Recorded data:
## Start
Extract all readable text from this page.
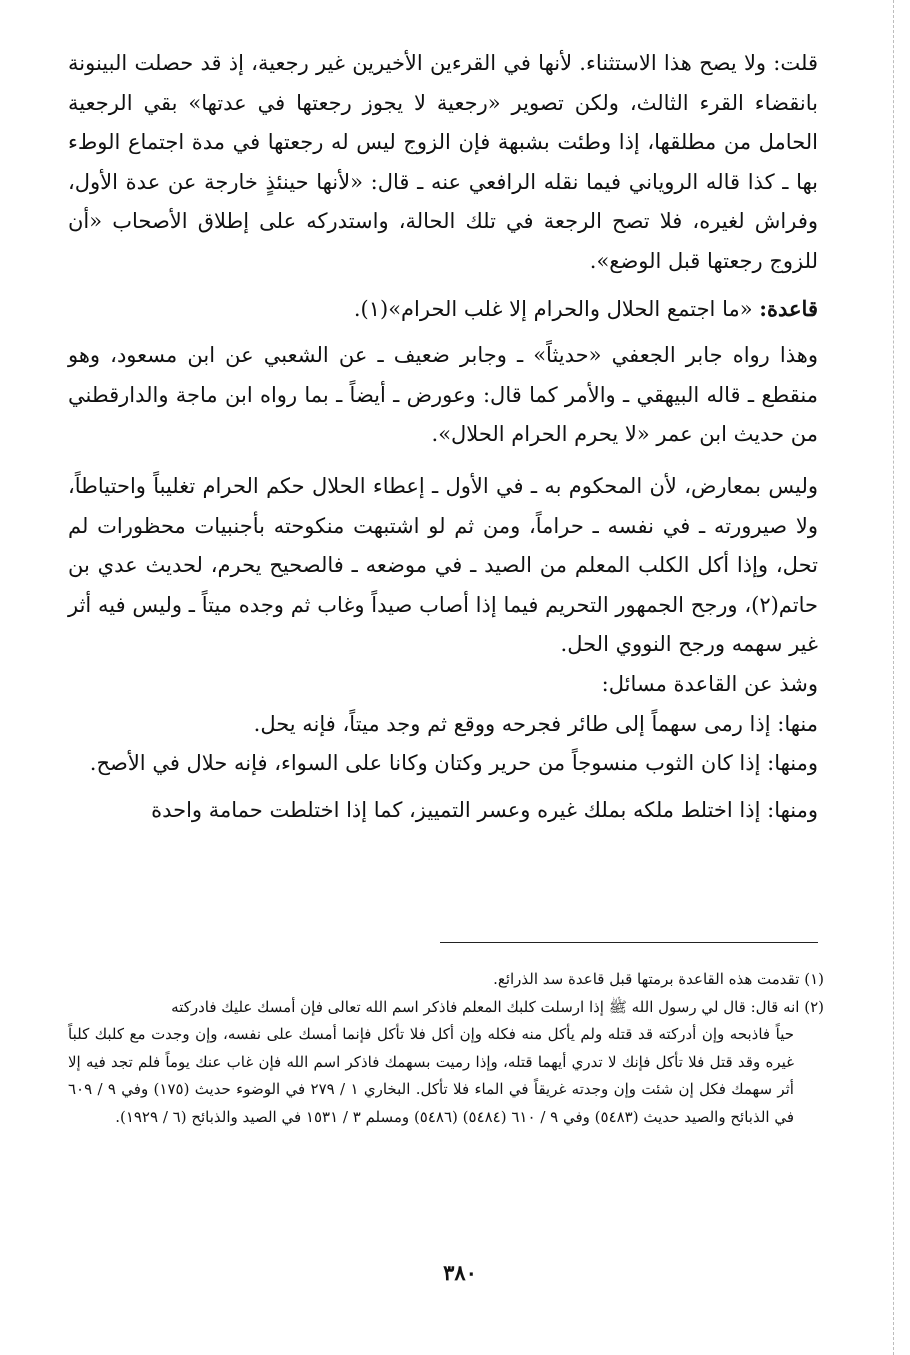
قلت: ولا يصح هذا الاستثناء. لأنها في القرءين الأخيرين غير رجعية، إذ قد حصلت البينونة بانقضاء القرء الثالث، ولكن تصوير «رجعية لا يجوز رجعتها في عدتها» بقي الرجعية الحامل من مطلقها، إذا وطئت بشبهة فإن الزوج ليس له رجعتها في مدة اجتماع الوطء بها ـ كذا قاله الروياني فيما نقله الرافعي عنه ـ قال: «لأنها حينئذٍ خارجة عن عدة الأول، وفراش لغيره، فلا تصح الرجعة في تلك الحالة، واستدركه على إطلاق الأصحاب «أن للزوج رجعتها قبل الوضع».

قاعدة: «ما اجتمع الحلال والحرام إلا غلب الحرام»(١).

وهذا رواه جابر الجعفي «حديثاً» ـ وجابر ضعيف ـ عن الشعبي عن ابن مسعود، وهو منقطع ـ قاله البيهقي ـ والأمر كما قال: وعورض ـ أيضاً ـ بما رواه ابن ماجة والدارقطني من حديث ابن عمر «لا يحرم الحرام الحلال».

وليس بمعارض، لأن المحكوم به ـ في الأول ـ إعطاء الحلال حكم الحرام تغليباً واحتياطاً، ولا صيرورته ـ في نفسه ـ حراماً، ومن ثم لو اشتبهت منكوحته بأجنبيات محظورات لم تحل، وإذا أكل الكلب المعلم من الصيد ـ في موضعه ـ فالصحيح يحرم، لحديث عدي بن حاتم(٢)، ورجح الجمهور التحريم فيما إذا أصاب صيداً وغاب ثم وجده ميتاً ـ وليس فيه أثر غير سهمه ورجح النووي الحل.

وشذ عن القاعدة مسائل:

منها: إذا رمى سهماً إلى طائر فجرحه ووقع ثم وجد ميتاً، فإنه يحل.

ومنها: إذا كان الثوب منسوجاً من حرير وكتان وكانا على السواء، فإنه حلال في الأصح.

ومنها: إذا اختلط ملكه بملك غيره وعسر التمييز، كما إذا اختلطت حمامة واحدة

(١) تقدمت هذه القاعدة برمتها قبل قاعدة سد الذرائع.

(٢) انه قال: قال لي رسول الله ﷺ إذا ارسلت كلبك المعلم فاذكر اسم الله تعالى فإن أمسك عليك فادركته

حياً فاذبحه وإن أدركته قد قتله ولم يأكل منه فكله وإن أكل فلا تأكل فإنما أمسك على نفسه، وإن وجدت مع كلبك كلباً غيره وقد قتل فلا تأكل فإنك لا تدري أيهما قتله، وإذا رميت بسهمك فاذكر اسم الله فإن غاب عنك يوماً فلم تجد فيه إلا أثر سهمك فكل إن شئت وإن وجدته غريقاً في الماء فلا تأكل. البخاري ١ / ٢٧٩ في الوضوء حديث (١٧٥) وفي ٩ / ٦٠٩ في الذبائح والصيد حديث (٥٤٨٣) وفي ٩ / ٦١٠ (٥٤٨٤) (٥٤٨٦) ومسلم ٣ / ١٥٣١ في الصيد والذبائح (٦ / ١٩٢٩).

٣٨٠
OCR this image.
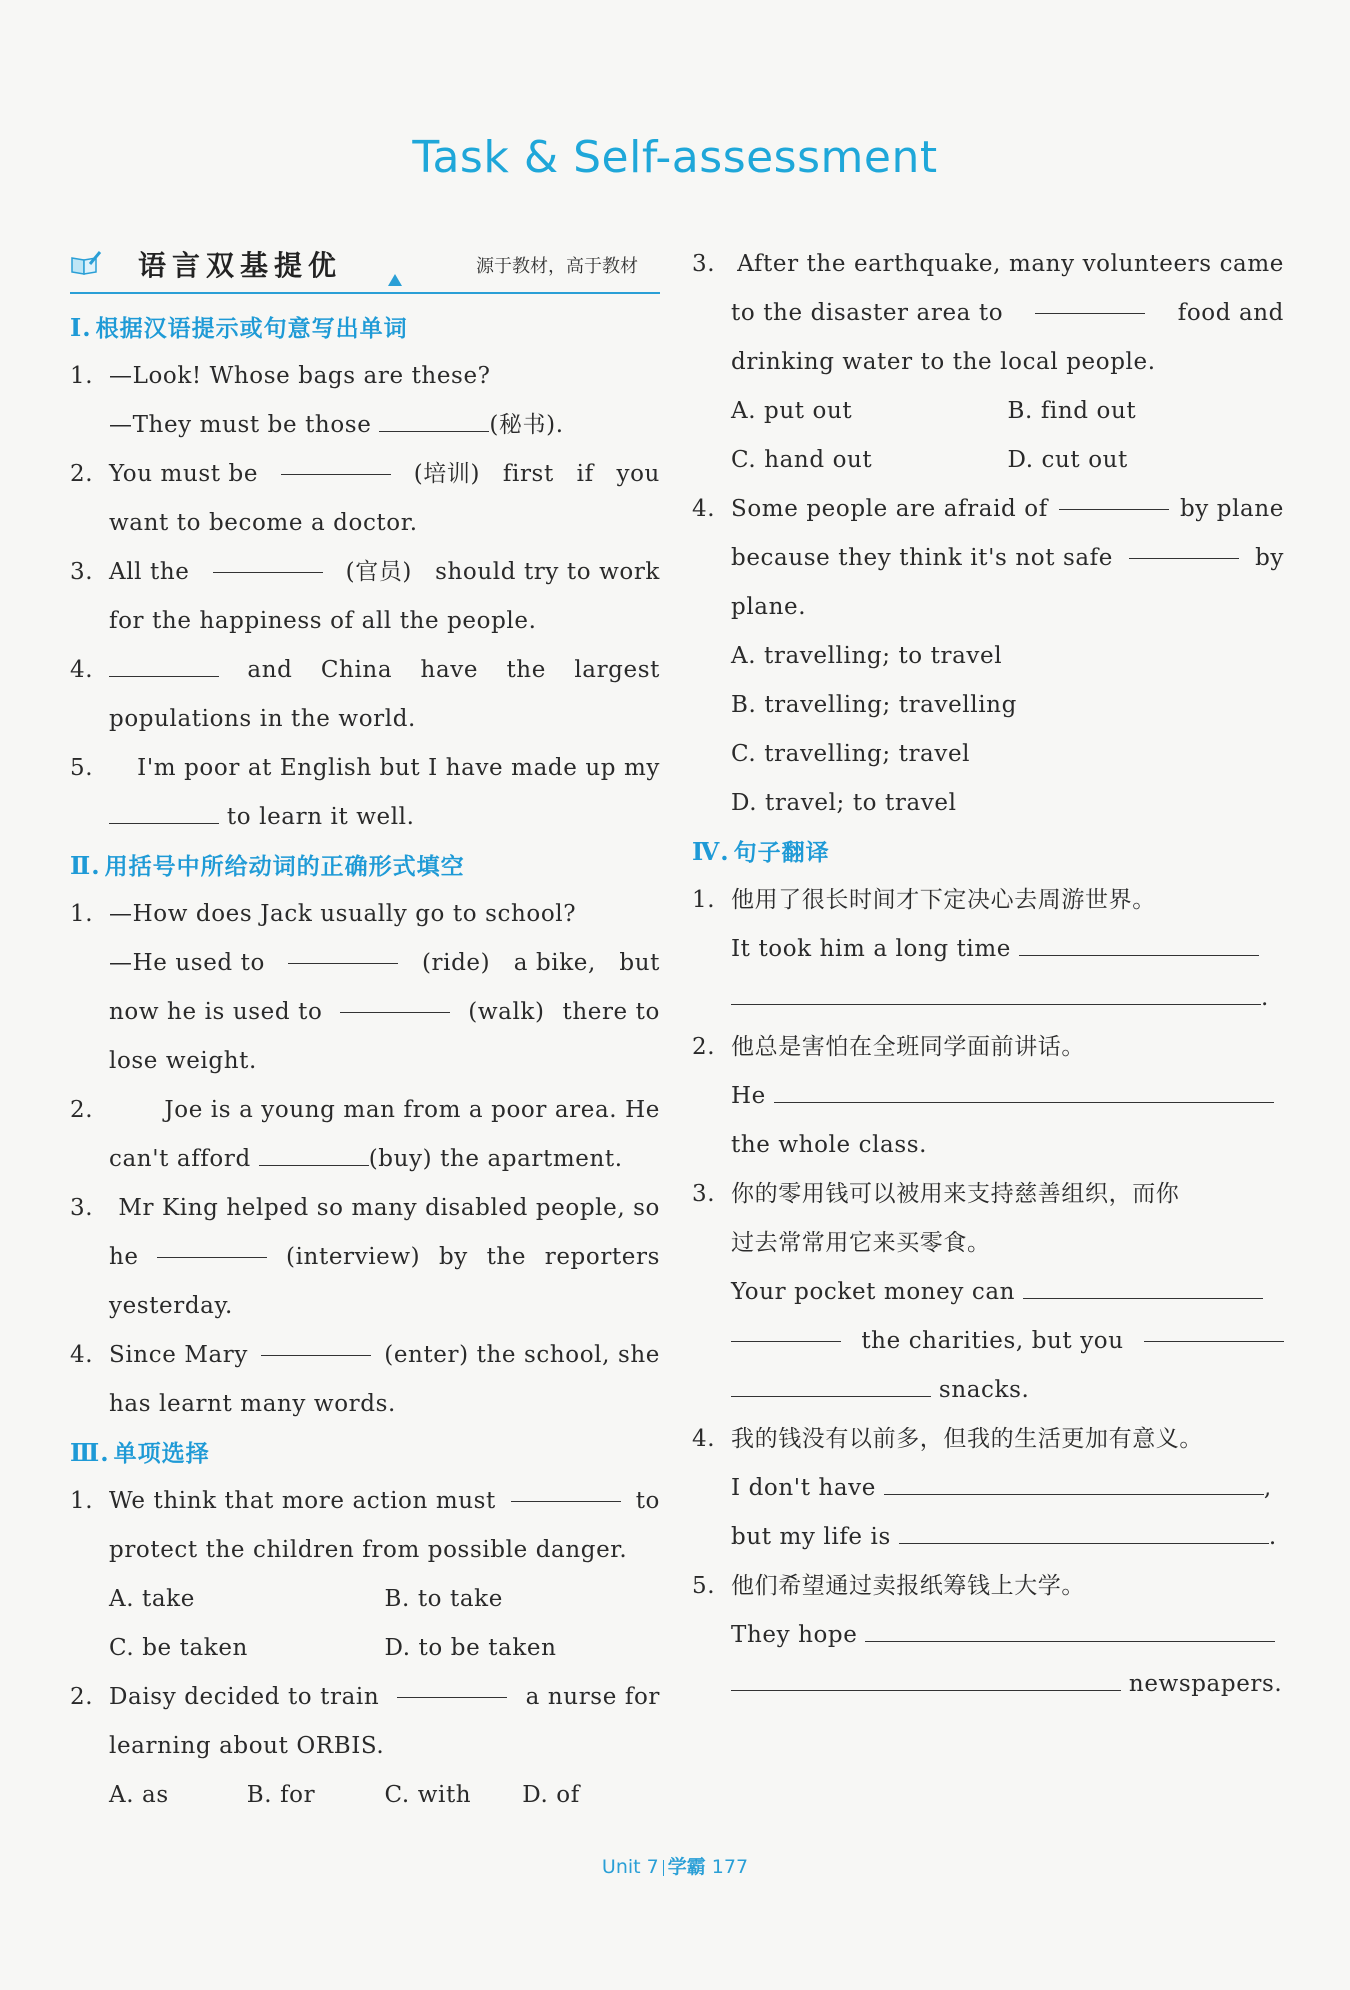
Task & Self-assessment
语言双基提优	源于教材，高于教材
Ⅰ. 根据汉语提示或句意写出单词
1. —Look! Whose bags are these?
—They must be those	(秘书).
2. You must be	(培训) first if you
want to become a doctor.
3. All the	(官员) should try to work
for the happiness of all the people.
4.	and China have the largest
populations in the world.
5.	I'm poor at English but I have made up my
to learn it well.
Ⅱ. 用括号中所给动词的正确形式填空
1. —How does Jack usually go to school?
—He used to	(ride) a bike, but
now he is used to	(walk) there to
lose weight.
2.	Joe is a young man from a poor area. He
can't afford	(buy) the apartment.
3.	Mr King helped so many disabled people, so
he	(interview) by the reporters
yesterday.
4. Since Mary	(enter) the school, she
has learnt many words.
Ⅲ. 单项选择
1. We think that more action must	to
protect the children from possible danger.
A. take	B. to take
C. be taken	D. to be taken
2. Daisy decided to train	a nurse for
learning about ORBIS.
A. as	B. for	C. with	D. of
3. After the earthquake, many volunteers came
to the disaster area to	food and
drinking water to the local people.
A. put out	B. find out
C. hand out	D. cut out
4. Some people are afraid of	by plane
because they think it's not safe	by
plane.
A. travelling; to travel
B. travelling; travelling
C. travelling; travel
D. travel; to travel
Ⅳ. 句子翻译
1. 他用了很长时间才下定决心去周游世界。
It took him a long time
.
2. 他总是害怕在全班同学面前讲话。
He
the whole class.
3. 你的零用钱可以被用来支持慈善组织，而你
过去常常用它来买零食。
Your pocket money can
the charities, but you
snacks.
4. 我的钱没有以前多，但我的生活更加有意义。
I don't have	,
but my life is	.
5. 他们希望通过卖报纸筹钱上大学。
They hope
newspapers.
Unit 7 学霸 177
## End
WORK TO BE COMPLETED: Copy out each record shown above without alteration, skipping any picture.

IN RESPONSE:
Extract all readable text from this page.
قلت: ولا يصح هذا الاستثناء. لأنها في القرءين الأخيرين غير رجعية، إذ قد حصلت البينونة بانقضاء القرء الثالث، ولكن تصوير «رجعية لا يجوز رجعتها في عدتها» بقي الرجعية الحامل من مطلقها، إذا وطئت بشبهة فإن الزوج ليس له رجعتها في مدة اجتماع الوطء بها ـ كذا قاله الروياني فيما نقله الرافعي عنه ـ قال: «لأنها حينئذٍ خارجة عن عدة الأول، وفراش لغيره، فلا تصح الرجعة في تلك الحالة، واستدركه على إطلاق الأصحاب «أن للزوج رجعتها قبل الوضع».

قاعدة: «ما اجتمع الحلال والحرام إلا غلب الحرام»(١).

وهذا رواه جابر الجعفي «حديثاً» ـ وجابر ضعيف ـ عن الشعبي عن ابن مسعود، وهو منقطع ـ قاله البيهقي ـ والأمر كما قال: وعورض ـ أيضاً ـ بما رواه ابن ماجة والدارقطني من حديث ابن عمر «لا يحرم الحرام الحلال».

وليس بمعارض، لأن المحكوم به ـ في الأول ـ إعطاء الحلال حكم الحرام تغليباً واحتياطاً، ولا صيرورته ـ في نفسه ـ حراماً، ومن ثم لو اشتبهت منكوحته بأجنبيات محظورات لم تحل، وإذا أكل الكلب المعلم من الصيد ـ في موضعه ـ فالصحيح يحرم، لحديث عدي بن حاتم(٢)، ورجح الجمهور التحريم فيما إذا أصاب صيداً وغاب ثم وجده ميتاً ـ وليس فيه أثر غير سهمه ورجح النووي الحل.

وشذ عن القاعدة مسائل:

منها: إذا رمى سهماً إلى طائر فجرحه ووقع ثم وجد ميتاً، فإنه يحل.

ومنها: إذا كان الثوب منسوجاً من حرير وكتان وكانا على السواء، فإنه حلال في الأصح.

ومنها: إذا اختلط ملكه بملك غيره وعسر التمييز، كما إذا اختلطت حمامة واحدة

(١) تقدمت هذه القاعدة برمتها قبل قاعدة سد الذرائع.

(٢) انه قال: قال لي رسول الله ﷺ إذا ارسلت كلبك المعلم فاذكر اسم الله تعالى فإن أمسك عليك فادركته

حياً فاذبحه وإن أدركته قد قتله ولم يأكل منه فكله وإن أكل فلا تأكل فإنما أمسك على نفسه، وإن وجدت مع كلبك كلباً غيره وقد قتل فلا تأكل فإنك لا تدري أيهما قتله، وإذا رميت بسهمك فاذكر اسم الله فإن غاب عنك يوماً فلم تجد فيه إلا أثر سهمك فكل إن شئت وإن وجدته غريقاً في الماء فلا تأكل. البخاري ١ / ٢٧٩ في الوضوء حديث (١٧٥) وفي ٩ / ٦٠٩ في الذبائح والصيد حديث (٥٤٨٣) وفي ٩ / ٦١٠ (٥٤٨٤) (٥٤٨٦) ومسلم ٣ / ١٥٣١ في الصيد والذبائح (٦ / ١٩٢٩).

٣٨٠
OCR this image.
Task & Self-assessment
语言双基提优	源于教材，高于教材
Ⅰ. 根据汉语提示或句意写出单词
1. —Look! Whose bags are these?
—They must be those	(秘书).
2. You must be	(培训) first if you
want to become a doctor.
3. All the	(官员) should try to work
for the happiness of all the people.
4.	and China have the largest
populations in the world.
5.	I'm poor at English but I have made up my
to learn it well.
Ⅱ. 用括号中所给动词的正确形式填空
1. —How does Jack usually go to school?
—He used to	(ride) a bike, but
now he is used to	(walk) there to
lose weight.
2.	Joe is a young man from a poor area. He
can't afford	(buy) the apartment.
3.	Mr King helped so many disabled people, so
he	(interview) by the reporters
yesterday.
4. Since Mary	(enter) the school, she
has learnt many words.
Ⅲ. 单项选择
1. We think that more action must	to
protect the children from possible danger.
A. take	B. to take
C. be taken	D. to be taken
2. Daisy decided to train	a nurse for
learning about ORBIS.
A. as	B. for	C. with	D. of
3. After the earthquake, many volunteers came
to the disaster area to	food and
drinking water to the local people.
A. put out	B. find out
C. hand out	D. cut out
4. Some people are afraid of	by plane
because they think it's not safe	by
plane.
A. travelling; to travel
B. travelling; travelling
C. travelling; travel
D. travel; to travel
Ⅳ. 句子翻译
1. 他用了很长时间才下定决心去周游世界。
It took him a long time
.
2. 他总是害怕在全班同学面前讲话。
He
the whole class.
3. 你的零用钱可以被用来支持慈善组织，而你
过去常常用它来买零食。
Your pocket money can
the charities, but you
snacks.
4. 我的钱没有以前多，但我的生活更加有意义。
I don't have	,
but my life is	.
5. 他们希望通过卖报纸筹钱上大学。
They hope
newspapers.
Unit 7 学霸 177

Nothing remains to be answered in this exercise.